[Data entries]
━━━

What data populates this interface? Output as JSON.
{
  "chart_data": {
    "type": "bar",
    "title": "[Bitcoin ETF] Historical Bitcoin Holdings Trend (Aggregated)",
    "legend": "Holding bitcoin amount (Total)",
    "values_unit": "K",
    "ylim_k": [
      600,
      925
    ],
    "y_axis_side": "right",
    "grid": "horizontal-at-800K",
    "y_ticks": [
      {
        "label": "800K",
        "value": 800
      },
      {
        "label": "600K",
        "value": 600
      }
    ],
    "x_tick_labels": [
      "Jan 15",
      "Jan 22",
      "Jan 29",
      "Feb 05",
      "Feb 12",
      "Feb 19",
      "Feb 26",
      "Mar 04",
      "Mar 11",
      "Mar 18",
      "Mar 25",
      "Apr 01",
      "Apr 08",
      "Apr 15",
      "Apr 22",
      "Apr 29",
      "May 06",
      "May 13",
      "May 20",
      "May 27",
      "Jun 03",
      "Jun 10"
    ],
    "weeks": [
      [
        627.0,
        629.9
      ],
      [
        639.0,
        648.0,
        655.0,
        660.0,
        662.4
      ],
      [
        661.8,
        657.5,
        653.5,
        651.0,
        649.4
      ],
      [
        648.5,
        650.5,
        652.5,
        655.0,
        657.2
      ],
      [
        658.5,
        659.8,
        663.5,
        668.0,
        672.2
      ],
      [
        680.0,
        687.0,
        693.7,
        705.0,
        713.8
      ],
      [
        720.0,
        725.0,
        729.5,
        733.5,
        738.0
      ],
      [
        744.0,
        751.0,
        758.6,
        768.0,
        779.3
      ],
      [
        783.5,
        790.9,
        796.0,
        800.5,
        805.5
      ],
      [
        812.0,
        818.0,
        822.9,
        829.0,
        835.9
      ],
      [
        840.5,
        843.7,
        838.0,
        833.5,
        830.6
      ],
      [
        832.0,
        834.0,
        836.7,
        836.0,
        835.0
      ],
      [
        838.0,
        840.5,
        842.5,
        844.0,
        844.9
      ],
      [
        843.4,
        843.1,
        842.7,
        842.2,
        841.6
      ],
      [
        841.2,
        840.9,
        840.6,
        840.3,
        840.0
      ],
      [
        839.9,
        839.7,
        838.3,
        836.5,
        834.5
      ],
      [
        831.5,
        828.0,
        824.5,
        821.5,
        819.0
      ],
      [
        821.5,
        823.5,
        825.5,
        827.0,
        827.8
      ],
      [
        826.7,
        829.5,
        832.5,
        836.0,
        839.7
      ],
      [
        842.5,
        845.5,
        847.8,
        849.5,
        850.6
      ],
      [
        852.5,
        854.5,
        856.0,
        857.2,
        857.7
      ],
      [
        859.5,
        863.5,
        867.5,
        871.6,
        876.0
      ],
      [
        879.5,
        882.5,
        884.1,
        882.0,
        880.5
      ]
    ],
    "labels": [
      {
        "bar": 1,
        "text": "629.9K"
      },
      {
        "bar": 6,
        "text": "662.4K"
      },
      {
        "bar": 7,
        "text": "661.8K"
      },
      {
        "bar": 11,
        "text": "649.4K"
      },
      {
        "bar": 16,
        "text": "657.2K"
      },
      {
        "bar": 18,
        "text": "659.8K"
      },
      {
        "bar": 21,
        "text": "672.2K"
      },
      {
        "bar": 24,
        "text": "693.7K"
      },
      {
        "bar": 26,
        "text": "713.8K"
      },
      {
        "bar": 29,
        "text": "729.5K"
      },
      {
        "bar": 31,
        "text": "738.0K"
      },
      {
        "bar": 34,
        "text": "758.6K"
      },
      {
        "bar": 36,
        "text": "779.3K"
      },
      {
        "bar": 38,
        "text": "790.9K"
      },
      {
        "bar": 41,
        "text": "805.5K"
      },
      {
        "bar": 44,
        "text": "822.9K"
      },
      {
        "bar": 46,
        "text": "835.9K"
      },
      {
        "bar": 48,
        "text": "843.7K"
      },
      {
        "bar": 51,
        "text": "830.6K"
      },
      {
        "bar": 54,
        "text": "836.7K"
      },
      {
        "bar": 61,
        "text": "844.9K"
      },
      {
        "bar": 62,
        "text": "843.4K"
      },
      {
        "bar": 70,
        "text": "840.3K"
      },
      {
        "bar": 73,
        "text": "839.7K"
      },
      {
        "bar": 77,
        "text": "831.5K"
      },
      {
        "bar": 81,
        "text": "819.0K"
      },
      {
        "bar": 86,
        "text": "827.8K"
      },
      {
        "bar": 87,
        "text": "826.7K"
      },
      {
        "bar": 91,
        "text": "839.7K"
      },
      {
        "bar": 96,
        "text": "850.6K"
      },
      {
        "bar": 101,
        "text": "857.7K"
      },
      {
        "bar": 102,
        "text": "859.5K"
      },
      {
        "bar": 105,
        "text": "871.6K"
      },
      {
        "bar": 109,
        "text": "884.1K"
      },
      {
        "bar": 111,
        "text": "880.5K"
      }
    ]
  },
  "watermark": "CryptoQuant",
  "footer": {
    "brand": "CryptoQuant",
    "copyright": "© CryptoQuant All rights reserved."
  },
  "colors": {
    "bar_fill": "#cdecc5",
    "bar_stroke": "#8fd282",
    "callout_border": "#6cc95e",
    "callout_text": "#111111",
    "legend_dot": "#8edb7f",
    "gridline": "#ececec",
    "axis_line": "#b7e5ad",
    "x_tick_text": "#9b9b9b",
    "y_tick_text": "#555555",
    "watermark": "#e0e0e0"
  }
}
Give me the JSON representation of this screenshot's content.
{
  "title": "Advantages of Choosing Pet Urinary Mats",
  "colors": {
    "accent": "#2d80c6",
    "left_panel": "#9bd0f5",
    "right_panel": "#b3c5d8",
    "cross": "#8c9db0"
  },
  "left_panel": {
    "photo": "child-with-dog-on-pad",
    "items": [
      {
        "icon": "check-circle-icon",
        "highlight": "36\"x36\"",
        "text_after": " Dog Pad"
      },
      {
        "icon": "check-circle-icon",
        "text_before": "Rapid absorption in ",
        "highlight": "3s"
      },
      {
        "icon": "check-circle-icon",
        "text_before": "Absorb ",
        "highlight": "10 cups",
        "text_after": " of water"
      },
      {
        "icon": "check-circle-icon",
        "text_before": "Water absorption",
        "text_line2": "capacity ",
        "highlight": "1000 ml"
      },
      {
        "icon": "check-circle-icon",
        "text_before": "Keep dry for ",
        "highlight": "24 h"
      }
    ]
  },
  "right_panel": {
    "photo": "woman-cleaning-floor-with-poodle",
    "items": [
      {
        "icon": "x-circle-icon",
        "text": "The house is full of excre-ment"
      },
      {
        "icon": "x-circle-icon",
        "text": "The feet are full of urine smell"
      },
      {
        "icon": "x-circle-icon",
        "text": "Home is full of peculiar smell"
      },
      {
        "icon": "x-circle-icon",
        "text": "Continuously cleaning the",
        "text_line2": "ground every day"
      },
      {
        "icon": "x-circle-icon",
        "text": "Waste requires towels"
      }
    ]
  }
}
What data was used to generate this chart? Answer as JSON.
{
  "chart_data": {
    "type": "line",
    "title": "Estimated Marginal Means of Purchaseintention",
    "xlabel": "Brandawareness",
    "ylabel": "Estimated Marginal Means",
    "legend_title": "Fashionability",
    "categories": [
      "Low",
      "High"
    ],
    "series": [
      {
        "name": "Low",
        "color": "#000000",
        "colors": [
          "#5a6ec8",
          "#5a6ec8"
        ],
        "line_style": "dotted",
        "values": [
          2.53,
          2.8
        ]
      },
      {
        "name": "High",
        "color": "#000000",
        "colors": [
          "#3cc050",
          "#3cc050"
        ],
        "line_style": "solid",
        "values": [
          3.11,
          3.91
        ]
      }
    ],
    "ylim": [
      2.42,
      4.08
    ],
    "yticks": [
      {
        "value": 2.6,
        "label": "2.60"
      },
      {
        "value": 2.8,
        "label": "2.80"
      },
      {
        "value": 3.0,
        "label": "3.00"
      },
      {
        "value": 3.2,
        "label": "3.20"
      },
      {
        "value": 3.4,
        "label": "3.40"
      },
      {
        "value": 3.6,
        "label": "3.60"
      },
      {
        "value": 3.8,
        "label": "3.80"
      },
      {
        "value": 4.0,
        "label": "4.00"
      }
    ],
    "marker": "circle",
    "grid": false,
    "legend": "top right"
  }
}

━━━

### What needs to be done
What is the number of lines in the data that hold the string "JSON"? Answer with the number only.

### Correct response
3